> **Task description**
Repeat the material below exactly, line for line.
^^^^^^^^
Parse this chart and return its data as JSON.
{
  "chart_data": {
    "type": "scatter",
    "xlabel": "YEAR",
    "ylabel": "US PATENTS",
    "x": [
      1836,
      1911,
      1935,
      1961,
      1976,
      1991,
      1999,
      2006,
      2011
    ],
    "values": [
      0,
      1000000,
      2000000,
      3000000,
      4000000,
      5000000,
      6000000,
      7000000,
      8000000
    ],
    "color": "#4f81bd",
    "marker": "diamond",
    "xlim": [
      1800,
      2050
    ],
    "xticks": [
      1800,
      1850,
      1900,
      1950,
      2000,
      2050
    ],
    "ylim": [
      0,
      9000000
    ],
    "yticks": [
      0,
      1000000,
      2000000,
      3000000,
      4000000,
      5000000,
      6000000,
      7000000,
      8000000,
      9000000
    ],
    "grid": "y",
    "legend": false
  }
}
^^^^^^^^
> **Output of the task**
Parse this chart and return its data as JSON.
{
  "chart_data": {
    "type": "scatter",
    "xlabel": "YEAR",
    "ylabel": "US PATENTS",
    "x": [
      1836,
      1911,
      1935,
      1961,
      1976,
      1991,
      1999,
      2006,
      2011
    ],
    "values": [
      0,
      1000000,
      2000000,
      3000000,
      4000000,
      5000000,
      6000000,
      7000000,
      8000000
    ],
    "color": "#4f81bd",
    "marker": "diamond",
    "xlim": [
      1800,
      2050
    ],
    "xticks": [
      1800,
      1850,
      1900,
      1950,
      2000,
      2050
    ],
    "ylim": [
      0,
      9000000
    ],
    "yticks": [
      0,
      1000000,
      2000000,
      3000000,
      4000000,
      5000000,
      6000000,
      7000000,
      8000000,
      9000000
    ],
    "grid": "y",
    "legend": false
  }
}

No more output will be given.